Directive: Using the records provided below, locate and copy each line that contains the word "estructuras".

Information supplied:

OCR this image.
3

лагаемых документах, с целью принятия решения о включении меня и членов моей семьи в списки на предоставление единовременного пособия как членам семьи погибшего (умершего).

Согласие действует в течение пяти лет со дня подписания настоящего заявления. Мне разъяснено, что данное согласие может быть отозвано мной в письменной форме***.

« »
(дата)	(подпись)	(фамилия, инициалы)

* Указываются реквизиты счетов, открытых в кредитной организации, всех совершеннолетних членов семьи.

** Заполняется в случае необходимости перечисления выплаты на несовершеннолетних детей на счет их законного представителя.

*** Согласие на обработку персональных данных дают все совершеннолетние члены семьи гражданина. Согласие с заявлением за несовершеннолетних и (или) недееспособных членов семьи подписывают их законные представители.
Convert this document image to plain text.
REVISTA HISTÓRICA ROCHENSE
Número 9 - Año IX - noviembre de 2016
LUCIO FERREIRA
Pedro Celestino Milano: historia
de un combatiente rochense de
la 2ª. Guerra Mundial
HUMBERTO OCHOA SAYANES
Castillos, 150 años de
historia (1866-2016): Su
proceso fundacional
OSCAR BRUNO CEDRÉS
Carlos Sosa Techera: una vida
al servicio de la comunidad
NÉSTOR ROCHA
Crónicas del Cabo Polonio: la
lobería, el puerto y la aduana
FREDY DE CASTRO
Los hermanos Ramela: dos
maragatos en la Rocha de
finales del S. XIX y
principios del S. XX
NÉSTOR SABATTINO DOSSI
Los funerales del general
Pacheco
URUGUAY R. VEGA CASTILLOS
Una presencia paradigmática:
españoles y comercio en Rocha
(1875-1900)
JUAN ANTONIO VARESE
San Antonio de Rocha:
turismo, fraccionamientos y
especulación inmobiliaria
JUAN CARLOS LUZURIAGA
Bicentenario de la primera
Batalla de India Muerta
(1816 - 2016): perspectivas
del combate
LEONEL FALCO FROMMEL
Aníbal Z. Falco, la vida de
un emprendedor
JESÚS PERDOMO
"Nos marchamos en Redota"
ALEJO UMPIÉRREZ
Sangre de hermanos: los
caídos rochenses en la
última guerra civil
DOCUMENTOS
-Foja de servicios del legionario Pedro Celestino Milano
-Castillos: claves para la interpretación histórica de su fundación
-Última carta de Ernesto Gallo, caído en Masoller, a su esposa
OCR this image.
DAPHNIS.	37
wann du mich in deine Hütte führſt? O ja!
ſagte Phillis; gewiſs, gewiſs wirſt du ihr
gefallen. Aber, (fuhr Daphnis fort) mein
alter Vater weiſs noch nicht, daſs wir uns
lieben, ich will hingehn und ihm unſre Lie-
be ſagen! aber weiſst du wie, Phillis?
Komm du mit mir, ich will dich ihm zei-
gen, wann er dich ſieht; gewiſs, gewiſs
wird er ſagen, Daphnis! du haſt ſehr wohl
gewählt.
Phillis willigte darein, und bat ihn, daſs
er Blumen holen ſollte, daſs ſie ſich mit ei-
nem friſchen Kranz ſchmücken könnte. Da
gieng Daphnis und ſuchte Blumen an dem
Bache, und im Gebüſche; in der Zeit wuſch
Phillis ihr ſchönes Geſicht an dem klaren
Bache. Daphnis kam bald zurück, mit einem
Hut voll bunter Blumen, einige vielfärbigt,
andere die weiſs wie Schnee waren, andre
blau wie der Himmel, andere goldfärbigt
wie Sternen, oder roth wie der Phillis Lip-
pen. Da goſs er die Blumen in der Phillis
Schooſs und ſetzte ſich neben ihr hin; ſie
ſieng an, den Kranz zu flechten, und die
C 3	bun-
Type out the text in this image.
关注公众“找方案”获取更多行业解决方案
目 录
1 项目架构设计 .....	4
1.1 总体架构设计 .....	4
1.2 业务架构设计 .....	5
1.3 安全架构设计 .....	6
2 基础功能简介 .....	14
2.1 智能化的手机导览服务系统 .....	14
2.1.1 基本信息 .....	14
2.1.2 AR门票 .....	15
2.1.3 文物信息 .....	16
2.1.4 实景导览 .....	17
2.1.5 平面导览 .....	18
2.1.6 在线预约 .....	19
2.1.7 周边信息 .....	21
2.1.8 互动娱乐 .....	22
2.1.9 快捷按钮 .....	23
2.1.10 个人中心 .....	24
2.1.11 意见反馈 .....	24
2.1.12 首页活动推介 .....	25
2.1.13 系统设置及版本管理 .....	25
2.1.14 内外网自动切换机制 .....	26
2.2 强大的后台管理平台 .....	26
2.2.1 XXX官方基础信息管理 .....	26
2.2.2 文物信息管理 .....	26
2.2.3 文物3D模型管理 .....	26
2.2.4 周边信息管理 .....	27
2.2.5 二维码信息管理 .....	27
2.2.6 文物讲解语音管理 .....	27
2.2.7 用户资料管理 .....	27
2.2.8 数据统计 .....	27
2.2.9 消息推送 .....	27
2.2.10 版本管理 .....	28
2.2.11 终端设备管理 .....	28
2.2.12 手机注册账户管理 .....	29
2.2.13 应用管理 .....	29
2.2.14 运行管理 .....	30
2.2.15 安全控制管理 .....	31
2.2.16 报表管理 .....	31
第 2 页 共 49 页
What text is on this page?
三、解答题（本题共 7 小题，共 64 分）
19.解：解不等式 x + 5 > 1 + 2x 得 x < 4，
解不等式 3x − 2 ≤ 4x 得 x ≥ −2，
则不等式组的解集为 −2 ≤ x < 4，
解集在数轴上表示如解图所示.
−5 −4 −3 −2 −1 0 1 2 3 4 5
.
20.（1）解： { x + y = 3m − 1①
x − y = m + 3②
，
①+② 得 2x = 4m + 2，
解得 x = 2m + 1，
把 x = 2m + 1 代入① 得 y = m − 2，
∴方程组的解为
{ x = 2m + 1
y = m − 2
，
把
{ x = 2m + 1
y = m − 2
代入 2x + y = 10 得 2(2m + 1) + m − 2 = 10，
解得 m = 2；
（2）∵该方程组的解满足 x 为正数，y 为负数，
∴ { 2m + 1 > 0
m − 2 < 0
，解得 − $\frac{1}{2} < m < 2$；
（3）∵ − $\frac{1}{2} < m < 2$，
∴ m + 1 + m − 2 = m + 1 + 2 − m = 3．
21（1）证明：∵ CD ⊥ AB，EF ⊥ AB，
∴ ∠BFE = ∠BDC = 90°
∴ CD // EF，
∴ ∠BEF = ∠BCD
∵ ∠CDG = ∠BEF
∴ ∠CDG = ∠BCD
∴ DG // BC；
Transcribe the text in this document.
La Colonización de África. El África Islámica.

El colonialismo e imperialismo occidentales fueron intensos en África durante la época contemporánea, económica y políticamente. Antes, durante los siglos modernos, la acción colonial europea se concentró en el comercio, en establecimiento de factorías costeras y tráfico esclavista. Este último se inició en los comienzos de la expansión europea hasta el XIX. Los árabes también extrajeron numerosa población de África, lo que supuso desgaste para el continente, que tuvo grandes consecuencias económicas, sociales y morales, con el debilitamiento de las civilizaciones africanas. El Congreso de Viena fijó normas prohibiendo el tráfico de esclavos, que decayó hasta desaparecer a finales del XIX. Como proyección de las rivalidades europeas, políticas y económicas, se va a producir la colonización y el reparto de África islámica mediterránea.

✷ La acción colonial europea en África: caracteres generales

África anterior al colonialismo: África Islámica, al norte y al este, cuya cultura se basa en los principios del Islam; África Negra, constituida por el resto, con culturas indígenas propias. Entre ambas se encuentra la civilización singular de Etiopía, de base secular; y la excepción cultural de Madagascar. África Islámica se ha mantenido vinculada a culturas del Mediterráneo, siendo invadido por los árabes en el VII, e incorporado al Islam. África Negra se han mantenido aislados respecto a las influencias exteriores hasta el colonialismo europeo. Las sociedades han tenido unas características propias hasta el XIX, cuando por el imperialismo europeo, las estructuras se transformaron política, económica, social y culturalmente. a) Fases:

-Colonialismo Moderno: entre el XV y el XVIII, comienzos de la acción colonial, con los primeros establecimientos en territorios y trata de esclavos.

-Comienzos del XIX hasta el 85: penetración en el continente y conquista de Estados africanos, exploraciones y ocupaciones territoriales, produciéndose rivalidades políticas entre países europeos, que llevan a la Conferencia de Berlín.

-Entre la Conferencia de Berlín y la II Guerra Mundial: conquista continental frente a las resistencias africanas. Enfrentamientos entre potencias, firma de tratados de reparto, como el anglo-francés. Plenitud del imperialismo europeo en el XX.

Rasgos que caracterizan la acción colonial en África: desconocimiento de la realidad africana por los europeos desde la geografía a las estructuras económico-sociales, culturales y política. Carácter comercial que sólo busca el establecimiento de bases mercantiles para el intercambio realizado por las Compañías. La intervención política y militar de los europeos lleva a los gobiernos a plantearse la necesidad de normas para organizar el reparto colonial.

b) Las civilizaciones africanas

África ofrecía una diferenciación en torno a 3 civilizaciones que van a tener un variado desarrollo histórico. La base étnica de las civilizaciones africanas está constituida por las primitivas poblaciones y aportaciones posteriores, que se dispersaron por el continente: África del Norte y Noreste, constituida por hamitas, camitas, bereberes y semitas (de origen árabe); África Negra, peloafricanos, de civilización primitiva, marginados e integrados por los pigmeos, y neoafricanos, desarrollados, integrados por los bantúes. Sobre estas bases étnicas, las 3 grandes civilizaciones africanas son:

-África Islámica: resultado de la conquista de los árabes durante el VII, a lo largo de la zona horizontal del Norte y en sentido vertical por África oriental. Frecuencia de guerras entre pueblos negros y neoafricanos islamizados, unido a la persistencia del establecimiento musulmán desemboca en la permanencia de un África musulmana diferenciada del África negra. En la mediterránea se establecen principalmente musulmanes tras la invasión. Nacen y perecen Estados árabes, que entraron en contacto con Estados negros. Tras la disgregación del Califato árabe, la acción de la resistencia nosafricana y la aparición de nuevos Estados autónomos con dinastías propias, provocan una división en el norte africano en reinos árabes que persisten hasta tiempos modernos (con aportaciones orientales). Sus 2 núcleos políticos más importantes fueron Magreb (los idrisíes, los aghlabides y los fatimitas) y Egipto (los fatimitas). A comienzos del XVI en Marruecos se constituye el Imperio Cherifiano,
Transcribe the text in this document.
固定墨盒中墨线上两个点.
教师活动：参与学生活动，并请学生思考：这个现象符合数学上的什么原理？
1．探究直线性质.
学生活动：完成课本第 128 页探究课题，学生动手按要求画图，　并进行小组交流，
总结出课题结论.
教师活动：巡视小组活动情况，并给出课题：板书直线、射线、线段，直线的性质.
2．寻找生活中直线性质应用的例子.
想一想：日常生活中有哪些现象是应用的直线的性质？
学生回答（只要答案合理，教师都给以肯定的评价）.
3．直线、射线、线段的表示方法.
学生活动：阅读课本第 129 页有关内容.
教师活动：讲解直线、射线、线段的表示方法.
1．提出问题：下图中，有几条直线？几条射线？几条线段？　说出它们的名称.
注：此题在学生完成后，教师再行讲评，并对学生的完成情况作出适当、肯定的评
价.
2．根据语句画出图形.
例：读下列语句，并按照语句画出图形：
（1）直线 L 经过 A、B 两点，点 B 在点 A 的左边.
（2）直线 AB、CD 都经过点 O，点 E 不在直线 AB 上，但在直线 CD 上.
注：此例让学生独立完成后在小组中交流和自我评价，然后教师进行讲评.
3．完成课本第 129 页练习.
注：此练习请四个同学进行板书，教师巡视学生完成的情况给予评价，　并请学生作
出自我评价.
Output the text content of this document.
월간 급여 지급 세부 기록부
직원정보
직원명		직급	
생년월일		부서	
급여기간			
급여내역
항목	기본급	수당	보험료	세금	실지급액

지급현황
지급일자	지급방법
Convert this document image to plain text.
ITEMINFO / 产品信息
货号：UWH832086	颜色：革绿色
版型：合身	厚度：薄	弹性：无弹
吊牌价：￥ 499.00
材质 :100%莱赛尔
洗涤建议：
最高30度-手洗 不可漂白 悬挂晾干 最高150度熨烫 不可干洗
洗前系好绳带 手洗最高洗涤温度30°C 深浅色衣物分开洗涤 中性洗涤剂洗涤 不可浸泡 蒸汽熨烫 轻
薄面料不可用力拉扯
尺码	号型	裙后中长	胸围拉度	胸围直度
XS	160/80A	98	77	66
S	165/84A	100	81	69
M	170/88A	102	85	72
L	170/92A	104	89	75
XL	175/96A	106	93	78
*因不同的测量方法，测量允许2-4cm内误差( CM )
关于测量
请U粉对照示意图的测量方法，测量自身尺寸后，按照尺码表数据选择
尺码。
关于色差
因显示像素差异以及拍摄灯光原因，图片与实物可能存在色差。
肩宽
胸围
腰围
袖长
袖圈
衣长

Result:
África anterior al colonialismo: África Islámica, al norte y al este, cuya cultura se basa en los principios del Islam; África Negra, constituida por el resto, con culturas indígenas propias. Entre ambas se encuentra la civilización singular de Etiopía, de base secular; y la excepción cultural de Madagascar. África Islámica se ha mantenido vinculada a culturas del Mediterráneo, siendo invadido por los árabes en el VII, e incorporado al Islam. África Negra se han mantenido aislados respecto a las influencias exteriores hasta el colonialismo europeo. Las sociedades han tenido unas características propias hasta el XIX, cuando por el imperialismo europeo, las estructuras se transformaron política, económica, social y culturalmente. a) Fases:
Rasgos que caracterizan la acción colonial en África: desconocimiento de la realidad africana por los europeos desde la geografía a las estructuras económico-sociales, culturales y política. Carácter comercial que sólo busca el establecimiento de bases mercantiles para el intercambio realizado por las Compañías. La intervención política y militar de los europeos lleva a los gobiernos a plantearse la necesidad de normas para organizar el reparto colonial.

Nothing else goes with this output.